**What the task requires**
Exclude pictures; retype the lines below from the line containing "Read all visible content and emit it as JSON." through the end of the records, both ends kept.

[Data items]
▶
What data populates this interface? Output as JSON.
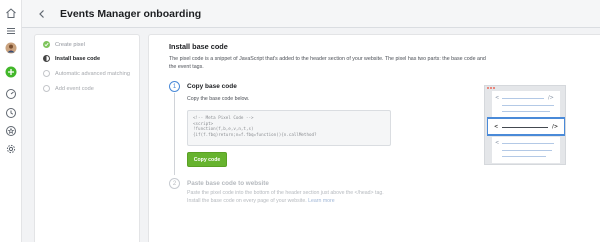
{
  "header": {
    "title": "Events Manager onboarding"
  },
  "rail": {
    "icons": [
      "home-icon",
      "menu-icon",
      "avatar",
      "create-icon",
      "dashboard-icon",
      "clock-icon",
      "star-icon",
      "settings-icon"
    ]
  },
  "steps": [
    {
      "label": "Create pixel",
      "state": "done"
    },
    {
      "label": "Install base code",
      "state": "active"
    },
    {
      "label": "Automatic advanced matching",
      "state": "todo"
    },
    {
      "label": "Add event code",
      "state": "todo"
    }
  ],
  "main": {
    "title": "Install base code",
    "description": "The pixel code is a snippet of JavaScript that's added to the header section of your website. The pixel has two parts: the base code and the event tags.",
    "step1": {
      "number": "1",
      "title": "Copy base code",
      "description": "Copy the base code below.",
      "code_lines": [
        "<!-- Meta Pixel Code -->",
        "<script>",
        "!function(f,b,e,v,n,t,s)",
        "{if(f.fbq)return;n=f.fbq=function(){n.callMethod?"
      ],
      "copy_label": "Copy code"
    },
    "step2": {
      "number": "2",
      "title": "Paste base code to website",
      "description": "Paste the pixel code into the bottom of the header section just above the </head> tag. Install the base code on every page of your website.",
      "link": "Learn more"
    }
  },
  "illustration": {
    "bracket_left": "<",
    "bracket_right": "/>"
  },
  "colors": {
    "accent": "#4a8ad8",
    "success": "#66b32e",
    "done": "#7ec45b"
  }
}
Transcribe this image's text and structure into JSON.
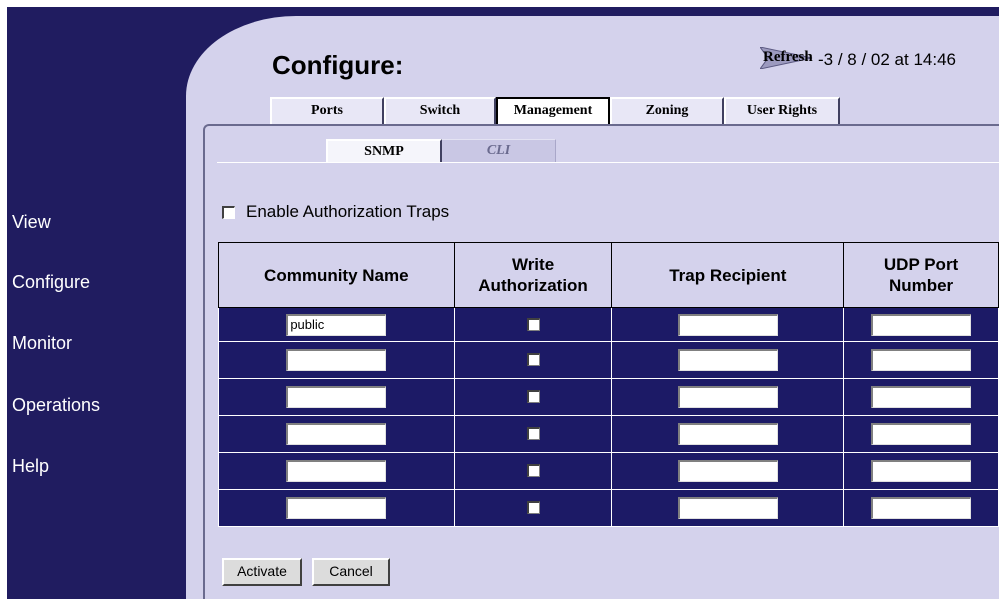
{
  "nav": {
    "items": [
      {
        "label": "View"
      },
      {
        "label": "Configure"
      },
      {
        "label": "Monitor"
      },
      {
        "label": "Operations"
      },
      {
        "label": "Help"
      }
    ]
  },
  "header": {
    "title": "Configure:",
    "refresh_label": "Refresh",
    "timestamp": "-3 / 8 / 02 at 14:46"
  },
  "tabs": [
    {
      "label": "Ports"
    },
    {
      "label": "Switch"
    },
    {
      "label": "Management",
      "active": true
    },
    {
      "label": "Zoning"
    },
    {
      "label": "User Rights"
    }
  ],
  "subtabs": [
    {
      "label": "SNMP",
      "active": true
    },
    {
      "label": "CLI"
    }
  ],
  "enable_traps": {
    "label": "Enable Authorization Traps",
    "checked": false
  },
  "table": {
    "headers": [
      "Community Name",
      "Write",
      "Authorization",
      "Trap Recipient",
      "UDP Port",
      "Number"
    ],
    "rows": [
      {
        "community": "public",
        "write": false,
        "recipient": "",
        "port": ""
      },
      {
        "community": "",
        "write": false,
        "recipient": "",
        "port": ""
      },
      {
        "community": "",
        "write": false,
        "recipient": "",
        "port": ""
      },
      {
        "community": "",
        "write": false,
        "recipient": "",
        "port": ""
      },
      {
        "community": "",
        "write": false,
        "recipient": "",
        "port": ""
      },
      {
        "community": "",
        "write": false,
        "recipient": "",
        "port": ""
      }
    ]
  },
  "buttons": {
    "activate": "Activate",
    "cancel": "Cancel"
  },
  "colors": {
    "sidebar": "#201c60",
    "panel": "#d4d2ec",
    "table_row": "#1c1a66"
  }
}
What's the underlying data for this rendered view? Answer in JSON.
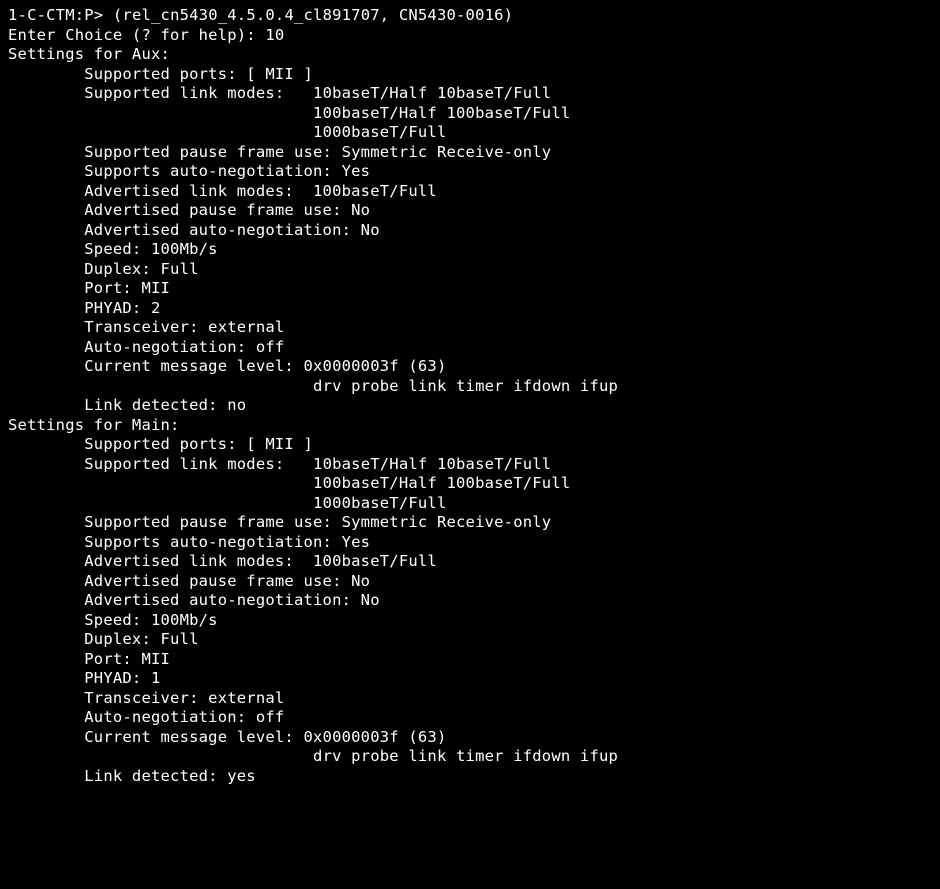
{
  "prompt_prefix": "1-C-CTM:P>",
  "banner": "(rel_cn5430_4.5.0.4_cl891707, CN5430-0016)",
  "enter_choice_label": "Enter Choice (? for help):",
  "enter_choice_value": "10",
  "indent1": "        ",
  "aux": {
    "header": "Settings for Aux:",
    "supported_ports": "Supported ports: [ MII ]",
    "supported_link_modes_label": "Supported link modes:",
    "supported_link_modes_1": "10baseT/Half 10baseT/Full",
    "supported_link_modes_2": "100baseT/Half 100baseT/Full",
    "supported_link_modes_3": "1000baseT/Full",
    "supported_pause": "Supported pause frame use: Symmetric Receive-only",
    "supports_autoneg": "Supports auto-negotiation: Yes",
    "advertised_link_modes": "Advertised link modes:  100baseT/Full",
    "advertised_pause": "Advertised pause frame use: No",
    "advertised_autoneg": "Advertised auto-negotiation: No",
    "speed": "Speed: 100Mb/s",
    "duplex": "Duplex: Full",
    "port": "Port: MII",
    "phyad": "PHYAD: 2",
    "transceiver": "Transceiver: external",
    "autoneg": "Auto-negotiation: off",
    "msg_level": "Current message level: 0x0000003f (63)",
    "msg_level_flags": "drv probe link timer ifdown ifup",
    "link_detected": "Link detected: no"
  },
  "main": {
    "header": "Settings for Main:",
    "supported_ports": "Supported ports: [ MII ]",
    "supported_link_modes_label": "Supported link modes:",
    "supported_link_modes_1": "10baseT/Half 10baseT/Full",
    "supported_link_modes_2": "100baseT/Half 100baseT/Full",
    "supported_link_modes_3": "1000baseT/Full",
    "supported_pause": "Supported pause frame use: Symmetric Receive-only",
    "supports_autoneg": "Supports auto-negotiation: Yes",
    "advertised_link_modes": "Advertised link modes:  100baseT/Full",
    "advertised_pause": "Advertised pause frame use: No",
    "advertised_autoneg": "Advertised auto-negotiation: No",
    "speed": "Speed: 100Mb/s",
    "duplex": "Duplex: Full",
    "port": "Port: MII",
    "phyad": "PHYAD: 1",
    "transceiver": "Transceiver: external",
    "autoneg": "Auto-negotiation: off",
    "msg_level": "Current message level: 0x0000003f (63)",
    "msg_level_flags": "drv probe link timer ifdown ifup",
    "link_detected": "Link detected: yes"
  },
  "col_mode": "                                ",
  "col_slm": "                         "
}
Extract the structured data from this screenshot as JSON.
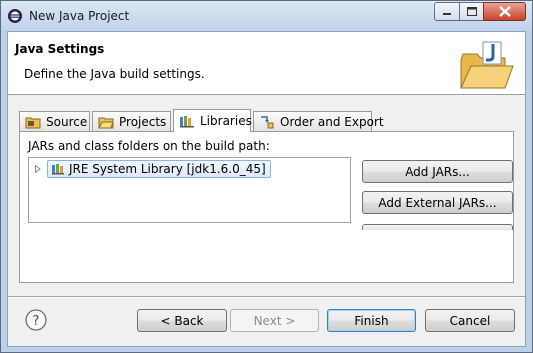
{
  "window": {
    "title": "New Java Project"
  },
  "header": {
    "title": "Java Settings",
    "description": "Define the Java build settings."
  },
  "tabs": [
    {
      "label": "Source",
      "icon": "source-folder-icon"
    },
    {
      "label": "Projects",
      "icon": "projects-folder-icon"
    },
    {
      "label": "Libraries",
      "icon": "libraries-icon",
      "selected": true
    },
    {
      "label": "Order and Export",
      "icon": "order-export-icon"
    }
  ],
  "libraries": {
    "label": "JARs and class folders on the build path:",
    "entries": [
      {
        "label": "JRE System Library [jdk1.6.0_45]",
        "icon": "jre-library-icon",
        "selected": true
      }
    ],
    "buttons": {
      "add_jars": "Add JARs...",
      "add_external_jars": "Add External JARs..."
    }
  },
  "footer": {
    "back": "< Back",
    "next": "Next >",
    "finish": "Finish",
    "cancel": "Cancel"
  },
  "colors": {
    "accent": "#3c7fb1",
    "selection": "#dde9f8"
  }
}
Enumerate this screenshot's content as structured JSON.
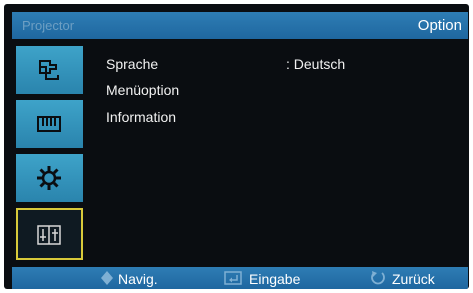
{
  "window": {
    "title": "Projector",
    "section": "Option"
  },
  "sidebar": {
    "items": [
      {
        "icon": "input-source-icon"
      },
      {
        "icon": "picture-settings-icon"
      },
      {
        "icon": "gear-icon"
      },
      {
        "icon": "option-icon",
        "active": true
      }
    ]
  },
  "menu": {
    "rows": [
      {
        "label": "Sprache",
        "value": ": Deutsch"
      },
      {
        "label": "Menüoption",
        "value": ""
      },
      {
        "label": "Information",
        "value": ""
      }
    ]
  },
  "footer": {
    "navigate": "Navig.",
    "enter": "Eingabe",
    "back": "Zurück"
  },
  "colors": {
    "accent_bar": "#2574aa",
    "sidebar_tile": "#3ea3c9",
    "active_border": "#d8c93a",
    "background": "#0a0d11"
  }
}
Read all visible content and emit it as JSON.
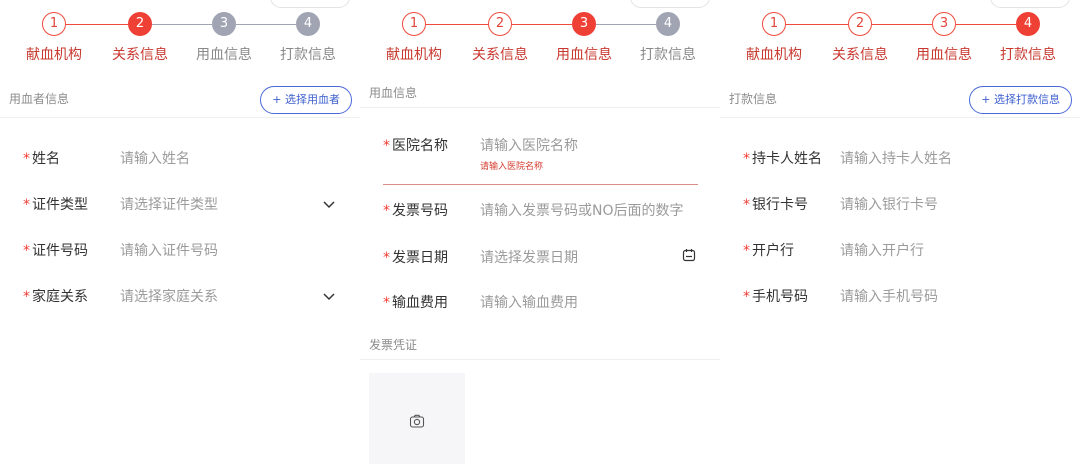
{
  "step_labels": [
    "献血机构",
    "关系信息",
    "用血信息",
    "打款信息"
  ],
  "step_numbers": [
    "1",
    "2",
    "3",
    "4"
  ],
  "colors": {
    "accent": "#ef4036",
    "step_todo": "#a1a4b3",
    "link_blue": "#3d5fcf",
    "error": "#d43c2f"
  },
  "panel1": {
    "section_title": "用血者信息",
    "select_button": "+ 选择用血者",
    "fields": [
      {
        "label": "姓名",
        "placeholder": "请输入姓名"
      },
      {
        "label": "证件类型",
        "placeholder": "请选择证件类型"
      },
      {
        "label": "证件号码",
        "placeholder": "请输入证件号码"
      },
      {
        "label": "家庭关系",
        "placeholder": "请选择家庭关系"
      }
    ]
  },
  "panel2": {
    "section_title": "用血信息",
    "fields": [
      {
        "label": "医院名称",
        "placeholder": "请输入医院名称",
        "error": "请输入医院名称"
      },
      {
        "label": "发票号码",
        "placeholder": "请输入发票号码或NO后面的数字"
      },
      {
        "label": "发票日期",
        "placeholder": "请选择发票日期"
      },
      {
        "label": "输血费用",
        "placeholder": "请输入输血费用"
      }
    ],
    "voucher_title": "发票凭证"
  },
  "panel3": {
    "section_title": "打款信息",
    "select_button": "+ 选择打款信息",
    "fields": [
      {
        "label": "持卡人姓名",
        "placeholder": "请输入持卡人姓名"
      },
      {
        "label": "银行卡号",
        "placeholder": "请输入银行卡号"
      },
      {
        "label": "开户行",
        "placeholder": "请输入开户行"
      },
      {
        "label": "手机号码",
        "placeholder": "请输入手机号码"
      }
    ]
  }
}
◀
**Task result**
Read all visible content and emit it as JSON.
{
  "step_labels": [
    "献血机构",
    "关系信息",
    "用血信息",
    "打款信息"
  ],
  "step_numbers": [
    "1",
    "2",
    "3",
    "4"
  ],
  "colors": {
    "accent": "#ef4036",
    "step_todo": "#a1a4b3",
    "link_blue": "#3d5fcf",
    "error": "#d43c2f"
  },
  "panel1": {
    "section_title": "用血者信息",
    "select_button": "+ 选择用血者",
    "fields": [
      {
        "label": "姓名",
        "placeholder": "请输入姓名"
      },
      {
        "label": "证件类型",
        "placeholder": "请选择证件类型"
      },
      {
        "label": "证件号码",
        "placeholder": "请输入证件号码"
      },
      {
        "label": "家庭关系",
        "placeholder": "请选择家庭关系"
      }
    ]
  },
  "panel2": {
    "section_title": "用血信息",
    "fields": [
      {
        "label": "医院名称",
        "placeholder": "请输入医院名称",
        "error": "请输入医院名称"
      },
      {
        "label": "发票号码",
        "placeholder": "请输入发票号码或NO后面的数字"
      },
      {
        "label": "发票日期",
        "placeholder": "请选择发票日期"
      },
      {
        "label": "输血费用",
        "placeholder": "请输入输血费用"
      }
    ],
    "voucher_title": "发票凭证"
  },
  "panel3": {
    "section_title": "打款信息",
    "select_button": "+ 选择打款信息",
    "fields": [
      {
        "label": "持卡人姓名",
        "placeholder": "请输入持卡人姓名"
      },
      {
        "label": "银行卡号",
        "placeholder": "请输入银行卡号"
      },
      {
        "label": "开户行",
        "placeholder": "请输入开户行"
      },
      {
        "label": "手机号码",
        "placeholder": "请输入手机号码"
      }
    ]
  }
}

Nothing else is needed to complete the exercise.